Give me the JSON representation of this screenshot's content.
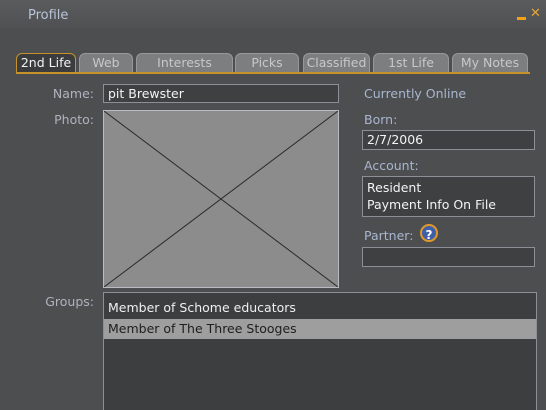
{
  "window": {
    "title": "Profile"
  },
  "tabs": [
    "2nd Life",
    "Web",
    "Interests",
    "Picks",
    "Classified",
    "1st Life",
    "My Notes"
  ],
  "labels": {
    "name": "Name:",
    "photo": "Photo:",
    "groups": "Groups:",
    "online_status": "Currently Online",
    "born": "Born:",
    "account": "Account:",
    "partner": "Partner:"
  },
  "values": {
    "name": "pit Brewster",
    "born": "2/7/2006",
    "account_line1": "Resident",
    "account_line2": "Payment Info On File",
    "partner": ""
  },
  "groups": [
    "Member of Schome educators",
    "Member of The Three Stooges"
  ],
  "icons": {
    "help": "?"
  },
  "colors": {
    "accent": "#c8922a",
    "background": "#4d4e50",
    "selected_row": "#9e9e9e"
  }
}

- _Required work_:
Your copy should match the entries exactly, minus the pictures.

- _Task answer_:
Give me the JSON representation of this screenshot's content.
{
  "window": {
    "title": "Profile"
  },
  "tabs": [
    "2nd Life",
    "Web",
    "Interests",
    "Picks",
    "Classified",
    "1st Life",
    "My Notes"
  ],
  "labels": {
    "name": "Name:",
    "photo": "Photo:",
    "groups": "Groups:",
    "online_status": "Currently Online",
    "born": "Born:",
    "account": "Account:",
    "partner": "Partner:"
  },
  "values": {
    "name": "pit Brewster",
    "born": "2/7/2006",
    "account_line1": "Resident",
    "account_line2": "Payment Info On File",
    "partner": ""
  },
  "groups": [
    "Member of Schome educators",
    "Member of The Three Stooges"
  ],
  "icons": {
    "help": "?"
  },
  "colors": {
    "accent": "#c8922a",
    "background": "#4d4e50",
    "selected_row": "#9e9e9e"
  }
}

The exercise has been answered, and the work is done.